--- PROBLEM DETAILS ---
From the listing below, count the lines where the string "kako" occurs. Give the number, with no other words.
----- DATA EXTRACT -----
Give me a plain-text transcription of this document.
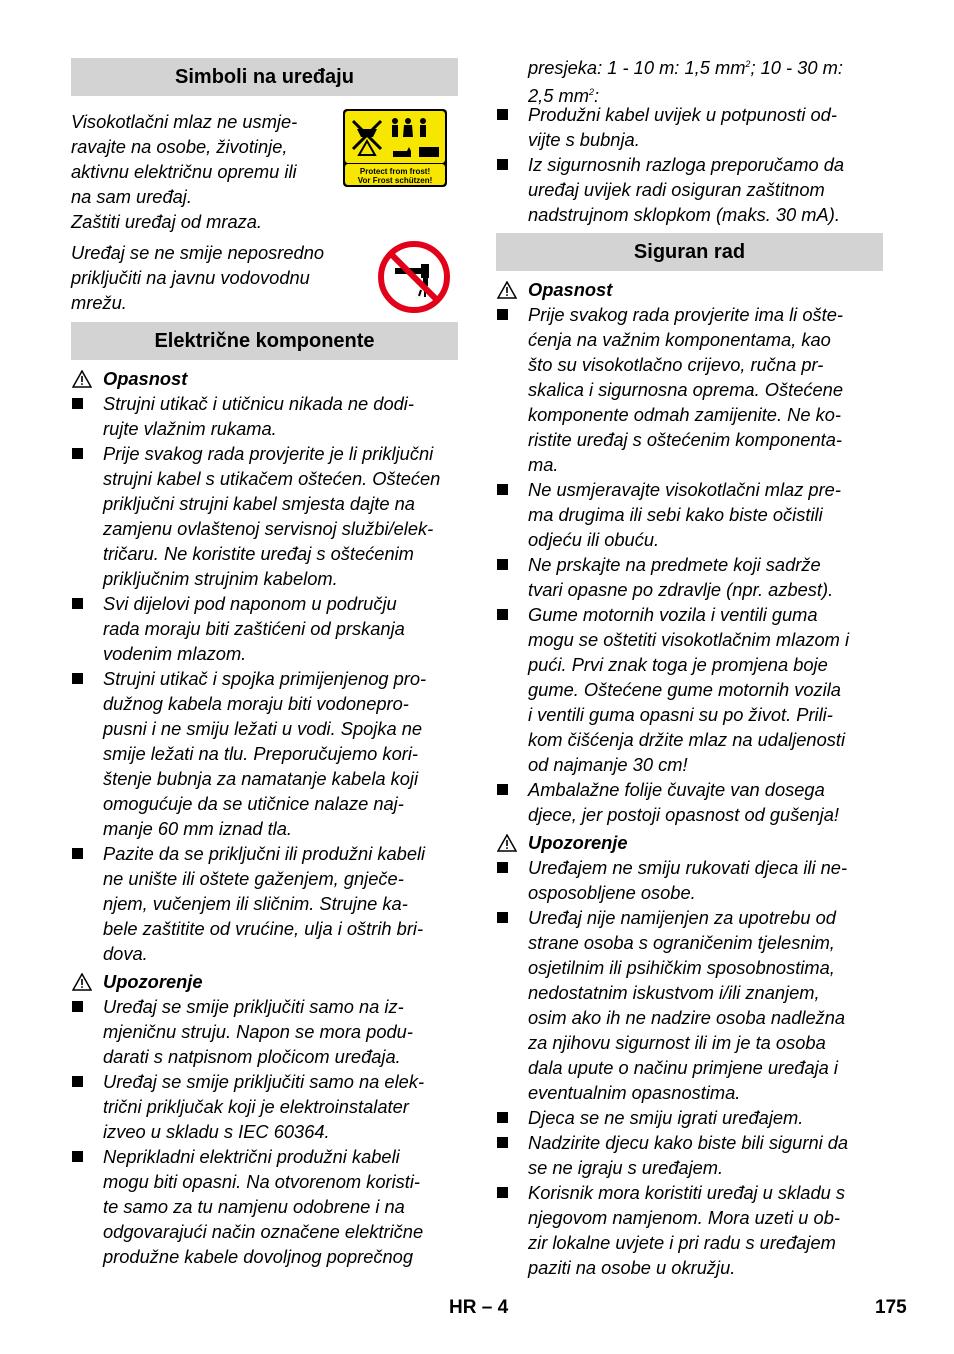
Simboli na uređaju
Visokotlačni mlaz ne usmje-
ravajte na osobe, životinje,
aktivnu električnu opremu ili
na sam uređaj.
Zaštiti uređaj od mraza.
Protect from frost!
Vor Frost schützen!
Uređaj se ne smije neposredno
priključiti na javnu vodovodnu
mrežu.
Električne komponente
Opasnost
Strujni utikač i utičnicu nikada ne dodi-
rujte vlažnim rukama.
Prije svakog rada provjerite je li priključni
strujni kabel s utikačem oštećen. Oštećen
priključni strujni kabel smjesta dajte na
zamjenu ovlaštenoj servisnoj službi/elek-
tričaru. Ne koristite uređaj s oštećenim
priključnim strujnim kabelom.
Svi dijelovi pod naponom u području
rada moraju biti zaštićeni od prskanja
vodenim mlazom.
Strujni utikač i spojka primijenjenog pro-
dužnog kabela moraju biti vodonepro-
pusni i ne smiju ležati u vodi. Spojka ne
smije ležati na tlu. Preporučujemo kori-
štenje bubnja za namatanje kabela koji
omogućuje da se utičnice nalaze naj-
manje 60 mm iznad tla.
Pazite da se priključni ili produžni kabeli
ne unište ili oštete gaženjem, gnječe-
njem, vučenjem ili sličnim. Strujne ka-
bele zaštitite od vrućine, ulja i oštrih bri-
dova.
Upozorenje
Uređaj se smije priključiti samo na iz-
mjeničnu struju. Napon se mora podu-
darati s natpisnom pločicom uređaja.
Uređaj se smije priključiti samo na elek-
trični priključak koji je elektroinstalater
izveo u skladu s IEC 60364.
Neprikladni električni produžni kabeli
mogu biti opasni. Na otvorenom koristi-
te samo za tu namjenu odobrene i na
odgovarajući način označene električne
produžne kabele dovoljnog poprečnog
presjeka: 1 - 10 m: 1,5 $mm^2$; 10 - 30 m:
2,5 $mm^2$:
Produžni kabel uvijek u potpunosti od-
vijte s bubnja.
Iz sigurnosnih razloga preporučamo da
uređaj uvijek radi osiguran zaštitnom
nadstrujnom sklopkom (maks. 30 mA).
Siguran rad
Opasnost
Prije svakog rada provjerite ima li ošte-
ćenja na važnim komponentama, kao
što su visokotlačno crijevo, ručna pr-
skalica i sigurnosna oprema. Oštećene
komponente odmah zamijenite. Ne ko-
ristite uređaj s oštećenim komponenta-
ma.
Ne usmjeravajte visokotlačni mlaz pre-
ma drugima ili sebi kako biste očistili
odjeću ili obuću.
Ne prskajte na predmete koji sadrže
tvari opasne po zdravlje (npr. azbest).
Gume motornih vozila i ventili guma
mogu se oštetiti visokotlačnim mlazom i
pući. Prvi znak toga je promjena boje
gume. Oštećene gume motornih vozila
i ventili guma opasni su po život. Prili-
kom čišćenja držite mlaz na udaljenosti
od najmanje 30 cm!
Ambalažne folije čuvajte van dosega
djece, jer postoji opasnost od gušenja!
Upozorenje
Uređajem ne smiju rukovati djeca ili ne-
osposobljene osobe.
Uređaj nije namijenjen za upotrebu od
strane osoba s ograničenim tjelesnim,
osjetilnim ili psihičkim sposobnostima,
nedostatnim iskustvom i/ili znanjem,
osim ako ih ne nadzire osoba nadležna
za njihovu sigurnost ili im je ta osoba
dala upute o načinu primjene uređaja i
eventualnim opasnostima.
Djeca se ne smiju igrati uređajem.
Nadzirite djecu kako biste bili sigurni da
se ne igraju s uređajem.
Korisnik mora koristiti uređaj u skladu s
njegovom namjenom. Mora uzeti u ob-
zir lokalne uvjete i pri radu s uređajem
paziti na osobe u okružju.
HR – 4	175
-----
----- DATA EXTRACT -----
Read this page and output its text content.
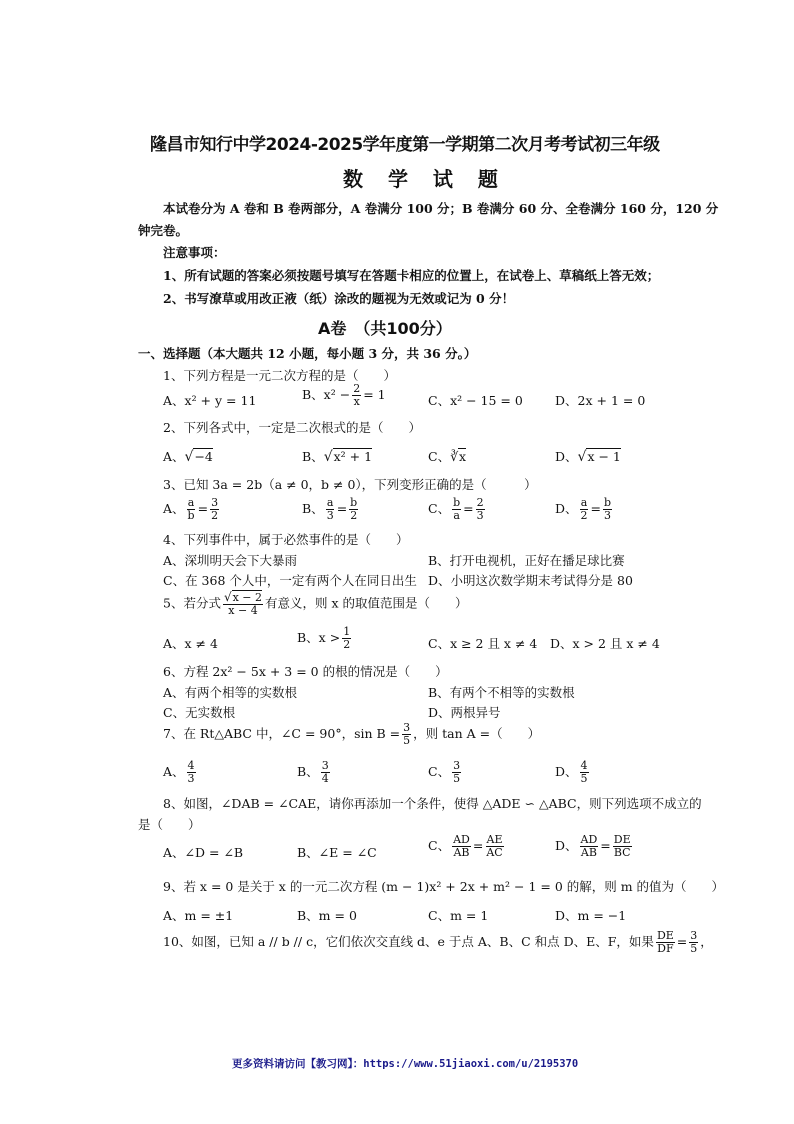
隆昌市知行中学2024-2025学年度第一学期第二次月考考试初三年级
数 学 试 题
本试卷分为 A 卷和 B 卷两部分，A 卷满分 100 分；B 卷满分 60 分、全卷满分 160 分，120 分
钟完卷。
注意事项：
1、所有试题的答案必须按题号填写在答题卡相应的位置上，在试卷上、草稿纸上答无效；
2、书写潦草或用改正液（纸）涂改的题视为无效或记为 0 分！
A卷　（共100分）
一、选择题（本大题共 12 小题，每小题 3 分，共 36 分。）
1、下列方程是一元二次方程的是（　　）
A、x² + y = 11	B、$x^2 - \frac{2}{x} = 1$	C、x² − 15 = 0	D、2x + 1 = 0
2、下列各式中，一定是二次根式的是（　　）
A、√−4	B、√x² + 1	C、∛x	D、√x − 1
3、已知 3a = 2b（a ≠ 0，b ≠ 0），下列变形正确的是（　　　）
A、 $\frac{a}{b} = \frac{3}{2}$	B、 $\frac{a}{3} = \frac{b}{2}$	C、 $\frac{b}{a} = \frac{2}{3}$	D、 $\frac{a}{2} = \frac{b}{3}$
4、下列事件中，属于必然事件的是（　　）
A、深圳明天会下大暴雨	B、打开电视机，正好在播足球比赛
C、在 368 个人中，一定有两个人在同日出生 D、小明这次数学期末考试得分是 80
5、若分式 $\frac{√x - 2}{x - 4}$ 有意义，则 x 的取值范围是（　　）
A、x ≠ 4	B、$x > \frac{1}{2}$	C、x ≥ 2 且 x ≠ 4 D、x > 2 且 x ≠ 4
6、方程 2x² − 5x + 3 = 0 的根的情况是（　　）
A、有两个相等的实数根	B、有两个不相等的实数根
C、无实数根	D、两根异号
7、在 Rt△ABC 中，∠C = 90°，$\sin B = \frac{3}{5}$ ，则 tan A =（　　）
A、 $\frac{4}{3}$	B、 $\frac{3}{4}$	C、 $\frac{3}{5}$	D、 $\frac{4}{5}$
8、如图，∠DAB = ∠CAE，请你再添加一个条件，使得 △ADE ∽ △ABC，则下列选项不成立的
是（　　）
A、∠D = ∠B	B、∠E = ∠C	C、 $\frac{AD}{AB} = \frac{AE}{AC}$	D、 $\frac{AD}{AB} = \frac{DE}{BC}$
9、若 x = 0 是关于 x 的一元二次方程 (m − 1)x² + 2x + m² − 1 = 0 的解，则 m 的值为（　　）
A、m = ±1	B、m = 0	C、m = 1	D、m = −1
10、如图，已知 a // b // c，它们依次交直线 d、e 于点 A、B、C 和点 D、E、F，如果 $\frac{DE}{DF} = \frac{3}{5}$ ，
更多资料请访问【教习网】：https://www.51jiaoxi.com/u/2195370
-----
--- RESPONSE TO THIS TASK ---
2